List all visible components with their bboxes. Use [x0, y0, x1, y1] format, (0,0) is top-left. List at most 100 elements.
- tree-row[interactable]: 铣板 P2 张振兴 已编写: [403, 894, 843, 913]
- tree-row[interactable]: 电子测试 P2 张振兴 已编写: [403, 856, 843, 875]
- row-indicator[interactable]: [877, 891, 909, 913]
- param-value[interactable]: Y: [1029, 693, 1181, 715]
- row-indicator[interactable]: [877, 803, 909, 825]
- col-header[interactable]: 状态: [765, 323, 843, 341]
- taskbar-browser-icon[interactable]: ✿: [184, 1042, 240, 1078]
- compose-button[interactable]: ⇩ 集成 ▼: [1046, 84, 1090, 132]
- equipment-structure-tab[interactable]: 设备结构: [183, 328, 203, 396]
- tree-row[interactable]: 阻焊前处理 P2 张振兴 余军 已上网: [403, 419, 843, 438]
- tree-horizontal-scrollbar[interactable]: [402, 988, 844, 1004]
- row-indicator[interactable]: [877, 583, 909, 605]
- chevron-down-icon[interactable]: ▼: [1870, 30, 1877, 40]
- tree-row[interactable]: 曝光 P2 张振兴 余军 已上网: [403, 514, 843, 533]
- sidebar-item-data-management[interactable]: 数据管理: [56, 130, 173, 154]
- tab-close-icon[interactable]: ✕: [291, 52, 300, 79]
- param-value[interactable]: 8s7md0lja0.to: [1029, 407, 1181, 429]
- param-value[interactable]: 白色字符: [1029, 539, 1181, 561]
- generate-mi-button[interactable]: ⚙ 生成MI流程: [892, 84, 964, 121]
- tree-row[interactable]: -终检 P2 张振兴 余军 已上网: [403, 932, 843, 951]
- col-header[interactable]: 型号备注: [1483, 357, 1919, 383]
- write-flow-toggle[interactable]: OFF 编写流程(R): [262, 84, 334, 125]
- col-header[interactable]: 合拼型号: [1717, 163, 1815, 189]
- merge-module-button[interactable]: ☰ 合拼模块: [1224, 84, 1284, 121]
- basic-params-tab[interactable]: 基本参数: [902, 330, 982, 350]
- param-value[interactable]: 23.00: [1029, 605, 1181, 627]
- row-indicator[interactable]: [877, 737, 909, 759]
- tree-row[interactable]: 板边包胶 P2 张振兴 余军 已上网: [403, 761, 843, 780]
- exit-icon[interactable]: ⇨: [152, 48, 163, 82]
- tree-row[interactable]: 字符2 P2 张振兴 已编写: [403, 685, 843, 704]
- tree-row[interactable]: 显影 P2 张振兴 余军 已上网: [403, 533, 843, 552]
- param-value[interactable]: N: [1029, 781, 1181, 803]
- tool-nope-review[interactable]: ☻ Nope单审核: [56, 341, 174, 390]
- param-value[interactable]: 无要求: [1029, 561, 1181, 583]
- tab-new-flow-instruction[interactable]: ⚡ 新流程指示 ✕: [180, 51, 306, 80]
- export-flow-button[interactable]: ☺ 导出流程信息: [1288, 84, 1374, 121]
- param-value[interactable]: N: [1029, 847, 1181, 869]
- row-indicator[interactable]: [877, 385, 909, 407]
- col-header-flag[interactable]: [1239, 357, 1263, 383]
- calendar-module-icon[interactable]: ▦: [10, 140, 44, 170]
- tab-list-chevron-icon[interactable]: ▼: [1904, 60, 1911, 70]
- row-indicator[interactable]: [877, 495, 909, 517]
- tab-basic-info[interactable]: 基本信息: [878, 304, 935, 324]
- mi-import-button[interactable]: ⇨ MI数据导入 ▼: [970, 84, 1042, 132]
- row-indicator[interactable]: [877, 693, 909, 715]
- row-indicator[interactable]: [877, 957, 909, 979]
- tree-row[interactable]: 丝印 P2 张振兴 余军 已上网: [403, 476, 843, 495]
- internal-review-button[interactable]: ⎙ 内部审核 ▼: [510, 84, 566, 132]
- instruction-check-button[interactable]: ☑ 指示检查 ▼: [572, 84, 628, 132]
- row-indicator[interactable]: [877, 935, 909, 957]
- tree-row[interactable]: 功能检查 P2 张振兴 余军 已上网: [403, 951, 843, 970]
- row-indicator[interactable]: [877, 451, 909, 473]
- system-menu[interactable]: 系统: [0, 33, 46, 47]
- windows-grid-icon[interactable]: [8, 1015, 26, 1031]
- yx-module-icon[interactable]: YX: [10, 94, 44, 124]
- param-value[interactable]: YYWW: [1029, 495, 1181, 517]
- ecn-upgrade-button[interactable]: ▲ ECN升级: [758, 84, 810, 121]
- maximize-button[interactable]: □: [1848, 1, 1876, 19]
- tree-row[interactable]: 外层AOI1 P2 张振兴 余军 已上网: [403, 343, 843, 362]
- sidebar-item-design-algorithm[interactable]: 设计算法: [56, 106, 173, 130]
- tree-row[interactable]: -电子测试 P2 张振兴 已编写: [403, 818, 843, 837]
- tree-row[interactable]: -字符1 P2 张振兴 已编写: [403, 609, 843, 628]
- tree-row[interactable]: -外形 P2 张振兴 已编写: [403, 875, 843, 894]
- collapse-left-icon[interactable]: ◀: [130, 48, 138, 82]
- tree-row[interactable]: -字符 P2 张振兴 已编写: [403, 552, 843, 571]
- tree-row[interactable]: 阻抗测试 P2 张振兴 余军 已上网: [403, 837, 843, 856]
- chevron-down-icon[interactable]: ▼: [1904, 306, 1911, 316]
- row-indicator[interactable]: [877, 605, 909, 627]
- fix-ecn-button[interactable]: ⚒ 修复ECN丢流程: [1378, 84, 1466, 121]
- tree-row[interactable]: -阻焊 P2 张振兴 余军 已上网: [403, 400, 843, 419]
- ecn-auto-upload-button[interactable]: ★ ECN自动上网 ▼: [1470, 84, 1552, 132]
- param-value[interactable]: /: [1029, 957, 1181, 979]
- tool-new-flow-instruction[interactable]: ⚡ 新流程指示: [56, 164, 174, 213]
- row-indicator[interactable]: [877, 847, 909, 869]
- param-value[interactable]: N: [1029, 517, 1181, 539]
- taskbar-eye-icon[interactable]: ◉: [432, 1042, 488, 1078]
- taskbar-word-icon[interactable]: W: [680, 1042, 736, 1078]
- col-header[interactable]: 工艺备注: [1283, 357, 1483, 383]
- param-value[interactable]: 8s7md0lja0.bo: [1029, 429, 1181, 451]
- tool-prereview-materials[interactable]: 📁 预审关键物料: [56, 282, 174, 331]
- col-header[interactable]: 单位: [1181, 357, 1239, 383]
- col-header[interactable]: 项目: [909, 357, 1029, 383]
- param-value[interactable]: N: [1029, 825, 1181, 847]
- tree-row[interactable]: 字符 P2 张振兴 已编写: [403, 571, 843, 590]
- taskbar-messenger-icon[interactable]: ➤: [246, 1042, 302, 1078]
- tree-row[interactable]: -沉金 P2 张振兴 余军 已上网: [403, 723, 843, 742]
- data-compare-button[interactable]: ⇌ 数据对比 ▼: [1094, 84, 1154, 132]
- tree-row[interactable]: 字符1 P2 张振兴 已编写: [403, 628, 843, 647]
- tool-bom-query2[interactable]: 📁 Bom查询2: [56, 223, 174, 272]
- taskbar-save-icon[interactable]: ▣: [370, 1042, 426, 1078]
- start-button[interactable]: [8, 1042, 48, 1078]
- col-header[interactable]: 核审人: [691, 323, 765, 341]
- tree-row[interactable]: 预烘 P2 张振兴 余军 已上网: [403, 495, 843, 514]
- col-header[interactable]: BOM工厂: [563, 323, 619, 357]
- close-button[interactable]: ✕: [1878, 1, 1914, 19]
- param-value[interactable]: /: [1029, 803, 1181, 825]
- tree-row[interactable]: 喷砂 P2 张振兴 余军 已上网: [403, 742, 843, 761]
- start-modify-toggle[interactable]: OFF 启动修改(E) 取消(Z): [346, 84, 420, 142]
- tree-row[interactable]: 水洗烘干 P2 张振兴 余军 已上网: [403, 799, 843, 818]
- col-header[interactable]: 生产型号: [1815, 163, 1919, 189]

WHAT TO DO: Duplicate the listing from the start through the line that contains "- col-header[interactable]: 状态: [765, 323, 843, 341]", including that line.

WRITTEN ANSWER:
List all visible components with their bboxes. Use [x0, y0, x1, y1] format, (0,0) is top-left. List at most 100 elements.
- tree-row[interactable]: 铣板 P2 张振兴 已编写: [403, 894, 843, 913]
- tree-row[interactable]: 电子测试 P2 张振兴 已编写: [403, 856, 843, 875]
- row-indicator[interactable]: [877, 891, 909, 913]
- param-value[interactable]: Y: [1029, 693, 1181, 715]
- row-indicator[interactable]: [877, 803, 909, 825]
- col-header[interactable]: 状态: [765, 323, 843, 341]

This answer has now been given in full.